-- begin --
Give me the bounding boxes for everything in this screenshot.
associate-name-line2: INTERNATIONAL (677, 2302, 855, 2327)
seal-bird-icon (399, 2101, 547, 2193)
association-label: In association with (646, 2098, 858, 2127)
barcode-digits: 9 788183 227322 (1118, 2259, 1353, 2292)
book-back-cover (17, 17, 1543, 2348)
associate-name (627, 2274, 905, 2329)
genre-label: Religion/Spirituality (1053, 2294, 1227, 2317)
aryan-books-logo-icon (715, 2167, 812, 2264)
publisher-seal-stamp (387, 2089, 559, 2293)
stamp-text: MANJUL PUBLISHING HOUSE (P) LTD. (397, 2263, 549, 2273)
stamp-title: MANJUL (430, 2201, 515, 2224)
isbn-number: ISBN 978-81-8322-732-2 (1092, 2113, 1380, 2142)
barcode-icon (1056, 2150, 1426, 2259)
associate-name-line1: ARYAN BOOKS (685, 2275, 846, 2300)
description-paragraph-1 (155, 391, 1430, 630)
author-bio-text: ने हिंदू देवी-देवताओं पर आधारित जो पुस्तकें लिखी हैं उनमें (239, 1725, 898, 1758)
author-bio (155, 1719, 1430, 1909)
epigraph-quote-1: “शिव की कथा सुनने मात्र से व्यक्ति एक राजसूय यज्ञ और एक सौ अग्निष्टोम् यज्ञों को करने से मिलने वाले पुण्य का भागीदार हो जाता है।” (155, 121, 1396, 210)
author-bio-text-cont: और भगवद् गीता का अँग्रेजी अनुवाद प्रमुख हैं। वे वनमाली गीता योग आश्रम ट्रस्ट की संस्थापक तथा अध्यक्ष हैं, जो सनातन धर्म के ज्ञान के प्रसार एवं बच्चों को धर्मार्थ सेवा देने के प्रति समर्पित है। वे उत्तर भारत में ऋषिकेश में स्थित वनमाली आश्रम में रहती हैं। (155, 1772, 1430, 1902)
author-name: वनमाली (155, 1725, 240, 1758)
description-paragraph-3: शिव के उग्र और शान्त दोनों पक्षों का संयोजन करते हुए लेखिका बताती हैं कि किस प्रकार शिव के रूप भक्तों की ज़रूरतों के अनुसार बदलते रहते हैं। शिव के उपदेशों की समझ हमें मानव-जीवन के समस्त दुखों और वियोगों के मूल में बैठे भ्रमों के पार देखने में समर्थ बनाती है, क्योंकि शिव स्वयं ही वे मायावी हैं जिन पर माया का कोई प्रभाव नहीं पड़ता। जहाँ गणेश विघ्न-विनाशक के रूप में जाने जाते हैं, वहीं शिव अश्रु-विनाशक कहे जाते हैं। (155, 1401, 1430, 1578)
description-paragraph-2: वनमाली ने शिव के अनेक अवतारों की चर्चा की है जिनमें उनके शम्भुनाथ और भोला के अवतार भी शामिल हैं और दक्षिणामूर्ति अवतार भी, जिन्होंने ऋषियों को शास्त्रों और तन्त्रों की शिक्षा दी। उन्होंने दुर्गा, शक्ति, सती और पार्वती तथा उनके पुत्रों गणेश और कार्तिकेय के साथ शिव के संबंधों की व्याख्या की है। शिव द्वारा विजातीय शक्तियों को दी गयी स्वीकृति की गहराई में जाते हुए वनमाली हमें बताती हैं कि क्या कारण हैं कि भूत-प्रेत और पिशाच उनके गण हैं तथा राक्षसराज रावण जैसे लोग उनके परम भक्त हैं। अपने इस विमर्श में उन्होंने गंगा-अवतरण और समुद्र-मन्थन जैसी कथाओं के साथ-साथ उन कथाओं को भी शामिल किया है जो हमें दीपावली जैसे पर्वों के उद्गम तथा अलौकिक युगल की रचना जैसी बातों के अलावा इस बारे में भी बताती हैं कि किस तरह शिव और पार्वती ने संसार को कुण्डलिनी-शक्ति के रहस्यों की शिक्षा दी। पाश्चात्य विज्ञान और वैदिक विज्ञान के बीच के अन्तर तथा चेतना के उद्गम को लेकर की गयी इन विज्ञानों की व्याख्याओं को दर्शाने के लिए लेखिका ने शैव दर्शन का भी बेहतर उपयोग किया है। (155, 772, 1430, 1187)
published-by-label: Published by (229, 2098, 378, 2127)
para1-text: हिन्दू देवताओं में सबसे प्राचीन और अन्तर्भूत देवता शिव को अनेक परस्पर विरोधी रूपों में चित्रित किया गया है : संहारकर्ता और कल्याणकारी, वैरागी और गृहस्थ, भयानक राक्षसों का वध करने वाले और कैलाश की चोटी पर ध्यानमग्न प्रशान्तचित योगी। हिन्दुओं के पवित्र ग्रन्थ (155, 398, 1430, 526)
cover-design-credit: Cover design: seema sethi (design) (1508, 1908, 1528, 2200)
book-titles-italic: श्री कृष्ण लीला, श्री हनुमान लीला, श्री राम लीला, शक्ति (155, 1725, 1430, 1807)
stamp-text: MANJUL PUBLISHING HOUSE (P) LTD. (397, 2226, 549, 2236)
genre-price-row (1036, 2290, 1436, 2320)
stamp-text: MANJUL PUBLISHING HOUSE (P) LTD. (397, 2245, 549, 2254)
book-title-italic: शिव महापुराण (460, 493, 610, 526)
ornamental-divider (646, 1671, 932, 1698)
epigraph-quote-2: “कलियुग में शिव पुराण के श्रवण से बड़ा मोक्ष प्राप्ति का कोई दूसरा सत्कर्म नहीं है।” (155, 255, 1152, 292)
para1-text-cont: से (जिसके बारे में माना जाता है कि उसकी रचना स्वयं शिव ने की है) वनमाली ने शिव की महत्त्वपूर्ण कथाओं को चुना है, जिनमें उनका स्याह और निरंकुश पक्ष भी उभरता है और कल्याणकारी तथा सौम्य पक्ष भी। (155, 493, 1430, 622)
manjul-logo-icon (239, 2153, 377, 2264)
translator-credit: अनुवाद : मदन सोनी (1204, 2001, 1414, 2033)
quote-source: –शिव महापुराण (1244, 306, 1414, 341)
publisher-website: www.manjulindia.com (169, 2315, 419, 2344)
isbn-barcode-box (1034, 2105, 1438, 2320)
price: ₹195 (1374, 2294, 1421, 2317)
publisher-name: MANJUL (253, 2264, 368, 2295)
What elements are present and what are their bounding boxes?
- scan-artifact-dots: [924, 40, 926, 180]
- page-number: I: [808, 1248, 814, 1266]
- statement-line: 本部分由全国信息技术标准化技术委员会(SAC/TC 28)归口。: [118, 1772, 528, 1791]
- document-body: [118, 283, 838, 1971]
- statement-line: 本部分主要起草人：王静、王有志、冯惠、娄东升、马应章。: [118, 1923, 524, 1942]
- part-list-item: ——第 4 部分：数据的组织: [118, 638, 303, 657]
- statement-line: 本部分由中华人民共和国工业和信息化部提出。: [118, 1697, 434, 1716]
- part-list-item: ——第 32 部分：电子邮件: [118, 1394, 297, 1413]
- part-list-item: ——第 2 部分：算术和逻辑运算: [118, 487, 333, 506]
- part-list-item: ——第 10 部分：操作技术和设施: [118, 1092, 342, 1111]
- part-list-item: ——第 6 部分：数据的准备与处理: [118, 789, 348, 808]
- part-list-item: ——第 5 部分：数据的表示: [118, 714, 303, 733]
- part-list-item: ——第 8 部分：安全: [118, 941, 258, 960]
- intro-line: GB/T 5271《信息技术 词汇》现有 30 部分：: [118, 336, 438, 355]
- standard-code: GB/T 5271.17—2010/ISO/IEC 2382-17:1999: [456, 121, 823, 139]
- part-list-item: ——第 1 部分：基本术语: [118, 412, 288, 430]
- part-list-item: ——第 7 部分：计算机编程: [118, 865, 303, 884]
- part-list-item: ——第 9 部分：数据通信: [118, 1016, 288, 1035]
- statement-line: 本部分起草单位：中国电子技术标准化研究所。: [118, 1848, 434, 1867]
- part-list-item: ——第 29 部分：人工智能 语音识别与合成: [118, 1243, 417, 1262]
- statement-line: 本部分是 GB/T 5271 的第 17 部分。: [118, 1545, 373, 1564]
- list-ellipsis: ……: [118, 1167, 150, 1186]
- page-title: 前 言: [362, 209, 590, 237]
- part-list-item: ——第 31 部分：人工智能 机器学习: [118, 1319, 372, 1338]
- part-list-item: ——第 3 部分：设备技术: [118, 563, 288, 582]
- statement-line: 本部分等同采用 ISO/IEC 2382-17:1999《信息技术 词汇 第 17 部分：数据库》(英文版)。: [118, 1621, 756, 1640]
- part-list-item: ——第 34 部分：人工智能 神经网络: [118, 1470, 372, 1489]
-- end --
## [Work required]
Rewrite the lines from the beginning of the records through the line containing "description-paragraph-1 (155, 391, 1430, 630)", inclusive, as a Markdown table with a "No." column holding the row number and an "Entry" column holding the line. Leave out any blank lines.

## [The completed task]
| No. | Entry |
|---|---|
| 1 | Give me the bounding boxes for everything in this screenshot. |
| 2 | associate-name-line2: INTERNATIONAL (677, 2302, 855, 2327) |
| 3 | seal-bird-icon (399, 2101, 547, 2193) |
| 4 | association-label: In association with (646, 2098, 858, 2127) |
| 5 | barcode-digits: 9 788183 227322 (1118, 2259, 1353, 2292) |
| 6 | book-back-cover (17, 17, 1543, 2348) |
| 7 | associate-name (627, 2274, 905, 2329) |
| 8 | genre-label: Religion/Spirituality (1053, 2294, 1227, 2317) |
| 9 | aryan-books-logo-icon (715, 2167, 812, 2264) |
| 10 | publisher-seal-stamp (387, 2089, 559, 2293) |
| 11 | stamp-text: MANJUL PUBLISHING HOUSE (P) LTD. (397, 2263, 549, 2273) |
| 12 | stamp-title: MANJUL (430, 2201, 515, 2224) |
| 13 | isbn-number: ISBN 978-81-8322-732-2 (1092, 2113, 1380, 2142) |
| 14 | barcode-icon (1056, 2150, 1426, 2259) |
| 15 | associate-name-line1: ARYAN BOOKS (685, 2275, 846, 2300) |
| 16 | description-paragraph-1 (155, 391, 1430, 630) |